▸ Goal: Search the records below for the word "requiera". Pull out each line that has it.

▸ Listed entries:
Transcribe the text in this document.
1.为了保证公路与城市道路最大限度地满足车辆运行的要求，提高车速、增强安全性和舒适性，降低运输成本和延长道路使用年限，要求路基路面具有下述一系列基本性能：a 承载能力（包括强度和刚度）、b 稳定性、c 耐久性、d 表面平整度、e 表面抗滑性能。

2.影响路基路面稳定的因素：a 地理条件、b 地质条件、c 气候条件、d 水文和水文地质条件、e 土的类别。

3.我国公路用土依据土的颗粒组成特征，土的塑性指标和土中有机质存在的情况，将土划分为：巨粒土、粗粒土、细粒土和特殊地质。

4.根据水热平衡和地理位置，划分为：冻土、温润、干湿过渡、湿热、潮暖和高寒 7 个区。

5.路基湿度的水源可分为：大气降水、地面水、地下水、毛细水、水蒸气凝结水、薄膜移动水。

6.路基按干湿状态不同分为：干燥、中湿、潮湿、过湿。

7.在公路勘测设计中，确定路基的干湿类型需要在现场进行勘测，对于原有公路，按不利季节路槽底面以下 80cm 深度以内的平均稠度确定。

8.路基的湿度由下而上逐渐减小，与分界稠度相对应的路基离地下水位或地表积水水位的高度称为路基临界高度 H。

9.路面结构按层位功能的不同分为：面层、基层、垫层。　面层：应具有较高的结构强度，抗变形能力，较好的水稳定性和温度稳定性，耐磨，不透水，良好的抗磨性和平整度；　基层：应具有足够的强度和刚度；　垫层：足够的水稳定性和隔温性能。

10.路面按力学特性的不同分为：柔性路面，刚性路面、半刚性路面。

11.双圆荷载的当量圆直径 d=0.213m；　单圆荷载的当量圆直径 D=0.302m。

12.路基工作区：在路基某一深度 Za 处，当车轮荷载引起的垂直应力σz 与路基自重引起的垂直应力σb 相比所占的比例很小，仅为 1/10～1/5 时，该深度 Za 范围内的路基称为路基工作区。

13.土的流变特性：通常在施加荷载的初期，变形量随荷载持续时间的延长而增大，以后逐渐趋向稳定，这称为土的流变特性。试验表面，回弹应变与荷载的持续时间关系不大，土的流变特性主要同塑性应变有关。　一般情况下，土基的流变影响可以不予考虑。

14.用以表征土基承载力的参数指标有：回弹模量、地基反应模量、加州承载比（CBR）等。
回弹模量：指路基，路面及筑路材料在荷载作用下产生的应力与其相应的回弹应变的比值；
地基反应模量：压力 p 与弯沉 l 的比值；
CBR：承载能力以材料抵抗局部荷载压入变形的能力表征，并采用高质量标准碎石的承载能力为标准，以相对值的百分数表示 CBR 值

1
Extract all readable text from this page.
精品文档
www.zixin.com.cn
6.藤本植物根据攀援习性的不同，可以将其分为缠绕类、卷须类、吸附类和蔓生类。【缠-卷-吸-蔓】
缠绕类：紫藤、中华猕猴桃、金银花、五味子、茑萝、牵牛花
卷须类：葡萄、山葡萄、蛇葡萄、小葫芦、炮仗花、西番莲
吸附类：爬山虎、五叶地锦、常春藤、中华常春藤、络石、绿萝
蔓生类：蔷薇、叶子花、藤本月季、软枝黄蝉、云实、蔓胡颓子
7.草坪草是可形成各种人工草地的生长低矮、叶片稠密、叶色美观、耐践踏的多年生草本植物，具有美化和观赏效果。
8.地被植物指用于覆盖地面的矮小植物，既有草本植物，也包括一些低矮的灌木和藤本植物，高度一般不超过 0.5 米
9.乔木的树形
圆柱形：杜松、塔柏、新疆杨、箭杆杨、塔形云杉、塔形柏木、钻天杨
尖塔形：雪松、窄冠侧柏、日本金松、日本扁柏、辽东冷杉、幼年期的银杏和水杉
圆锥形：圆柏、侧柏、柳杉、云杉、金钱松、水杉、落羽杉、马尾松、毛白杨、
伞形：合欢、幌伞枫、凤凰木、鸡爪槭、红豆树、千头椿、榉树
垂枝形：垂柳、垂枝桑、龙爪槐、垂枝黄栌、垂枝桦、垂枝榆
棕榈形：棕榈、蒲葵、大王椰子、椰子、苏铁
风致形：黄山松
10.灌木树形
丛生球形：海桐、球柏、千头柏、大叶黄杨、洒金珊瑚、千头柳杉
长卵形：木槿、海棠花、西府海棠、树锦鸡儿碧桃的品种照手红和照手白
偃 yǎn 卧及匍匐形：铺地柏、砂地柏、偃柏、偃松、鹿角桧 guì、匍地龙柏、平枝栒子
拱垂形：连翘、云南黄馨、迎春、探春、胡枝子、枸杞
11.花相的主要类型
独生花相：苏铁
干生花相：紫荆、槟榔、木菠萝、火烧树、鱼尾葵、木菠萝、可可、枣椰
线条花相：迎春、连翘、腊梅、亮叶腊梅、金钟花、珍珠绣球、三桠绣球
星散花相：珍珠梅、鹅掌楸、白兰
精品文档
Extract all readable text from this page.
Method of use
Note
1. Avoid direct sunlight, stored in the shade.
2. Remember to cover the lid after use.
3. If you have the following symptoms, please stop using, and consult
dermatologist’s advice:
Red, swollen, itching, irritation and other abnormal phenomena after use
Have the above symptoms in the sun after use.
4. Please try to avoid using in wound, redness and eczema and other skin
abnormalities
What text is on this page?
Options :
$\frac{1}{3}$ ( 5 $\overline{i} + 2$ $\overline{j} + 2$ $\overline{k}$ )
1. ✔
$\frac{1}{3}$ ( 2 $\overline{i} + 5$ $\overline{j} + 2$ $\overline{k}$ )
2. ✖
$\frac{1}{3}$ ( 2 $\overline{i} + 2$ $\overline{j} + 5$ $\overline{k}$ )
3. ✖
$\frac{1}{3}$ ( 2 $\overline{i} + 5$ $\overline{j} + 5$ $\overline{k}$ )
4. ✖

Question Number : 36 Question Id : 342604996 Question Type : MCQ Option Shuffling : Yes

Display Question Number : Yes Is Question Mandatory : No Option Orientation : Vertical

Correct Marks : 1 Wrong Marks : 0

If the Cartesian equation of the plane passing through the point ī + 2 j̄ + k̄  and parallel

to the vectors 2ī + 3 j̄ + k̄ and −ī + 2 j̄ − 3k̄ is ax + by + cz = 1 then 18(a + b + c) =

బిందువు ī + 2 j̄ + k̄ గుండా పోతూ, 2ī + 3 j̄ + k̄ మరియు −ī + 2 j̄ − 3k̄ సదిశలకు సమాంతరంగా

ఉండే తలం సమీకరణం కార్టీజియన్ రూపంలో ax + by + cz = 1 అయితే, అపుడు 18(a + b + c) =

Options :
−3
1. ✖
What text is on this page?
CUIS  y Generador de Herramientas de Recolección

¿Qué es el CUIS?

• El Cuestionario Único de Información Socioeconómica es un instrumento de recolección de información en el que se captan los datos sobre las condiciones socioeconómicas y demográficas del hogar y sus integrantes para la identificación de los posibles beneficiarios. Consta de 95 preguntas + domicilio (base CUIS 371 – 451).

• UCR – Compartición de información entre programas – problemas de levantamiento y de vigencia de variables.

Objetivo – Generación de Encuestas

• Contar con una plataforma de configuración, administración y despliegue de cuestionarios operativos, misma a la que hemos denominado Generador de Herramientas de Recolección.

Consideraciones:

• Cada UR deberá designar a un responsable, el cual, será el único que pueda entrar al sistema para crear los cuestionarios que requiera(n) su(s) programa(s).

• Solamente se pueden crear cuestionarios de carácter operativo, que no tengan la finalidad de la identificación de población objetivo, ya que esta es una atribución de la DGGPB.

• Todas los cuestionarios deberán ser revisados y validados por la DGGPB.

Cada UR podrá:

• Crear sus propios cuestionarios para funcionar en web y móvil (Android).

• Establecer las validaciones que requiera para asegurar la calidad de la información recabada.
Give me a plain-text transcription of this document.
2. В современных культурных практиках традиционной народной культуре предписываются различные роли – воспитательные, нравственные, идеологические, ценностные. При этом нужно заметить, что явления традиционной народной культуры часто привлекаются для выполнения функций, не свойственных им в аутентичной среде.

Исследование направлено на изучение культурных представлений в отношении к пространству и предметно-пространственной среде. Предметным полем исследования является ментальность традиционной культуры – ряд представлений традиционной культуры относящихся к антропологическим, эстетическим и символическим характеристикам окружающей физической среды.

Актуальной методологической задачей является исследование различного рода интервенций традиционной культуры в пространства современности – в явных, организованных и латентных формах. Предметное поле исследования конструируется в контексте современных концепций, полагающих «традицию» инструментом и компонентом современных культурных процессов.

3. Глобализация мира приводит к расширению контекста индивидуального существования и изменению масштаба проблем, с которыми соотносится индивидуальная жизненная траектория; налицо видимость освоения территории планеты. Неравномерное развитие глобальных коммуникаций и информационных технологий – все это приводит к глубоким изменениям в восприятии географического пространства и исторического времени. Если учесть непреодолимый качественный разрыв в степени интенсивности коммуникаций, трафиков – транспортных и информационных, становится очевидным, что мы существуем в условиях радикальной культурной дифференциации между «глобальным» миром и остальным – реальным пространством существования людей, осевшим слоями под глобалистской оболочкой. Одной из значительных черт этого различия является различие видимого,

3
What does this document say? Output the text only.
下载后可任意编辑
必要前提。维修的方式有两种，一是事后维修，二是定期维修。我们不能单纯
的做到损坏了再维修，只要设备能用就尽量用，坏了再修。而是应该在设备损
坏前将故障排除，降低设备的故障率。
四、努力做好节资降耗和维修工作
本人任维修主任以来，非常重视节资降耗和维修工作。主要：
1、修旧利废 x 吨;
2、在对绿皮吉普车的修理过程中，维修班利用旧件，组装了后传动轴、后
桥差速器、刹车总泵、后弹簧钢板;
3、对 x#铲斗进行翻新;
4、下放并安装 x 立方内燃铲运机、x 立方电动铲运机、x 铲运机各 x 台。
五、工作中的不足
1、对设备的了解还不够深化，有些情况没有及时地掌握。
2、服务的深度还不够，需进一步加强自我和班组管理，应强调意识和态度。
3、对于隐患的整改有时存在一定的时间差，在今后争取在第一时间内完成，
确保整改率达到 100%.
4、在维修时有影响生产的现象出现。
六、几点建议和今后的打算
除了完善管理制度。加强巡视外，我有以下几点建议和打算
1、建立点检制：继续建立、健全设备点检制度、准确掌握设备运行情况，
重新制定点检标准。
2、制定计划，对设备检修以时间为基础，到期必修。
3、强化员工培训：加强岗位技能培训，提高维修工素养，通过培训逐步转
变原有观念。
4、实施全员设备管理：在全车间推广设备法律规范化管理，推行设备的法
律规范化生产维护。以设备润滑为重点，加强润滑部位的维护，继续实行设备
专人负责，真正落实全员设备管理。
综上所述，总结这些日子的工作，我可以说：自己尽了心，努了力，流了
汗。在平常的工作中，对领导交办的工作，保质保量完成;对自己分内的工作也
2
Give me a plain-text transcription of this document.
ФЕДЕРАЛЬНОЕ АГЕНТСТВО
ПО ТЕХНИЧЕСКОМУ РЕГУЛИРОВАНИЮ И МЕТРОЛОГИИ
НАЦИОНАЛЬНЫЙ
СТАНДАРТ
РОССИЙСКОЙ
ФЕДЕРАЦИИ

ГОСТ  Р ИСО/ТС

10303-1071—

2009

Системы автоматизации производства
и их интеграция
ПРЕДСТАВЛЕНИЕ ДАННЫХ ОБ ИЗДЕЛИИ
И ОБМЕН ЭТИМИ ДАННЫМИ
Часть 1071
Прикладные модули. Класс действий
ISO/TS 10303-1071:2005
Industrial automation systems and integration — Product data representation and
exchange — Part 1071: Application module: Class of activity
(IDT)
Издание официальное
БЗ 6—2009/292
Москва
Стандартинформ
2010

▸ Full response:
• Cada UR deberá designar a un responsable, el cual, será el único que pueda entrar al sistema para crear los cuestionarios que requiera(n) su(s) programa(s).
• Establecer las validaciones que requiera para asegurar la calidad de la información recabada.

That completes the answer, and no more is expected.